**Brief:**
Every entry below should be printed exactly, without its images.

* begin Information given *

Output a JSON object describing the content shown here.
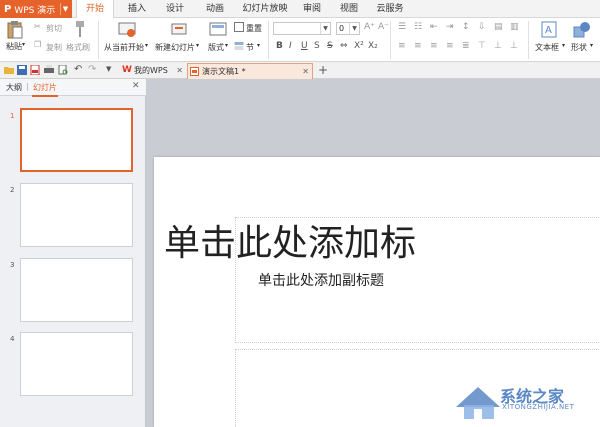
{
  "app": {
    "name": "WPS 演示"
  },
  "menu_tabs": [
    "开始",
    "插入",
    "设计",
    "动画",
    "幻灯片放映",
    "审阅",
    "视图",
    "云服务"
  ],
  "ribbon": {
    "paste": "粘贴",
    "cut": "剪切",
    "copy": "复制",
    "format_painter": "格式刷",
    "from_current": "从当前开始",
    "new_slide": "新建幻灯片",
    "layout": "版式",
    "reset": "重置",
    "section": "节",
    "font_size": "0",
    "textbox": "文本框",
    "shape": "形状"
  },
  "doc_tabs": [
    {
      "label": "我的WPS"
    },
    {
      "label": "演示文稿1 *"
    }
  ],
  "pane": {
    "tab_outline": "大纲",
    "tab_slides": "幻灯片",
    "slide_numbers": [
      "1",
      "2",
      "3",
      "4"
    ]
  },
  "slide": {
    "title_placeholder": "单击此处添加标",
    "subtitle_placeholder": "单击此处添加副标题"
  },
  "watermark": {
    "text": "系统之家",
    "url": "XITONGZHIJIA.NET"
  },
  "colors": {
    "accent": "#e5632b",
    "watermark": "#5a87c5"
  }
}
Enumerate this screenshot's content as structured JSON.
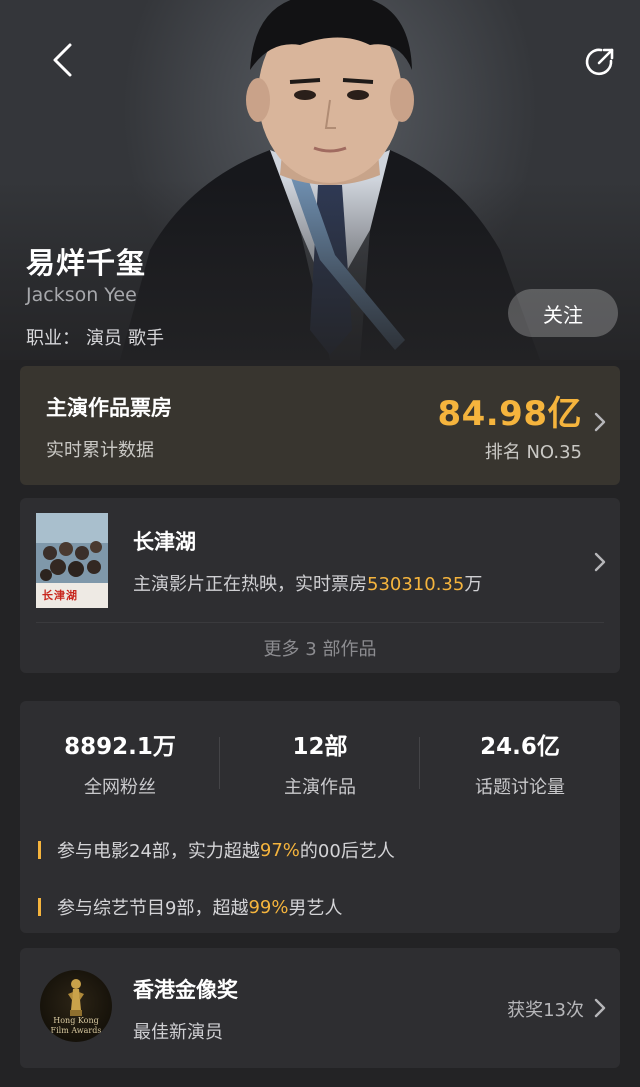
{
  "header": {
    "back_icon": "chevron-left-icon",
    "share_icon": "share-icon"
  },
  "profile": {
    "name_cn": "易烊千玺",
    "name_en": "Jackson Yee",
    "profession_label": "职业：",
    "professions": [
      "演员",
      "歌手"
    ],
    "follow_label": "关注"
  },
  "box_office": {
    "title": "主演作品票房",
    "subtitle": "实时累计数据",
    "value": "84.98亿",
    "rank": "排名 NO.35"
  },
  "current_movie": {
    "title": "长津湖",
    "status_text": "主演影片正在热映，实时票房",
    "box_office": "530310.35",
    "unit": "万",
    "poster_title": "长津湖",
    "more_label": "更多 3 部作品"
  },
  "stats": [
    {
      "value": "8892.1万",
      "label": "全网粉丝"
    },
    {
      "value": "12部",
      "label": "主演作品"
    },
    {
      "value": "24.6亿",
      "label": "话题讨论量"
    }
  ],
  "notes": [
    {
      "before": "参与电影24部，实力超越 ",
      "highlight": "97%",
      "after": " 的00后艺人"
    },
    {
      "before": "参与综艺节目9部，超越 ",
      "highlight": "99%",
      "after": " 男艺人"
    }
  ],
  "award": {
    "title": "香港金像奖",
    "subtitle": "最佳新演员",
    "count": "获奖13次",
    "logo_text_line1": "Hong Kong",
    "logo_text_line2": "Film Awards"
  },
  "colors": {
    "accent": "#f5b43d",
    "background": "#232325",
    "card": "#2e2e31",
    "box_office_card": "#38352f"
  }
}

* end Information given *

**Output for this task:**
Output a JSON object describing the content shown here.
{
  "app": {
    "name": "WPS 演示"
  },
  "menu_tabs": [
    "开始",
    "插入",
    "设计",
    "动画",
    "幻灯片放映",
    "审阅",
    "视图",
    "云服务"
  ],
  "ribbon": {
    "paste": "粘贴",
    "cut": "剪切",
    "copy": "复制",
    "format_painter": "格式刷",
    "from_current": "从当前开始",
    "new_slide": "新建幻灯片",
    "layout": "版式",
    "reset": "重置",
    "section": "节",
    "font_size": "0",
    "textbox": "文本框",
    "shape": "形状"
  },
  "doc_tabs": [
    {
      "label": "我的WPS"
    },
    {
      "label": "演示文稿1 *"
    }
  ],
  "pane": {
    "tab_outline": "大纲",
    "tab_slides": "幻灯片",
    "slide_numbers": [
      "1",
      "2",
      "3",
      "4"
    ]
  },
  "slide": {
    "title_placeholder": "单击此处添加标",
    "subtitle_placeholder": "单击此处添加副标题"
  },
  "watermark": {
    "text": "系统之家",
    "url": "XITONGZHIJIA.NET"
  },
  "colors": {
    "accent": "#e5632b",
    "watermark": "#5a87c5"
  }
}
Enumerate this screenshot's content as structured JSON.
{
  "header": {
    "back_icon": "chevron-left-icon",
    "share_icon": "share-icon"
  },
  "profile": {
    "name_cn": "易烊千玺",
    "name_en": "Jackson Yee",
    "profession_label": "职业：",
    "professions": [
      "演员",
      "歌手"
    ],
    "follow_label": "关注"
  },
  "box_office": {
    "title": "主演作品票房",
    "subtitle": "实时累计数据",
    "value": "84.98亿",
    "rank": "排名 NO.35"
  },
  "current_movie": {
    "title": "长津湖",
    "status_text": "主演影片正在热映，实时票房",
    "box_office": "530310.35",
    "unit": "万",
    "poster_title": "长津湖",
    "more_label": "更多 3 部作品"
  },
  "stats": [
    {
      "value": "8892.1万",
      "label": "全网粉丝"
    },
    {
      "value": "12部",
      "label": "主演作品"
    },
    {
      "value": "24.6亿",
      "label": "话题讨论量"
    }
  ],
  "notes": [
    {
      "before": "参与电影24部，实力超越 ",
      "highlight": "97%",
      "after": " 的00后艺人"
    },
    {
      "before": "参与综艺节目9部，超越 ",
      "highlight": "99%",
      "after": " 男艺人"
    }
  ],
  "award": {
    "title": "香港金像奖",
    "subtitle": "最佳新演员",
    "count": "获奖13次",
    "logo_text_line1": "Hong Kong",
    "logo_text_line2": "Film Awards"
  },
  "colors": {
    "accent": "#f5b43d",
    "background": "#232325",
    "card": "#2e2e31",
    "box_office_card": "#38352f"
  }
}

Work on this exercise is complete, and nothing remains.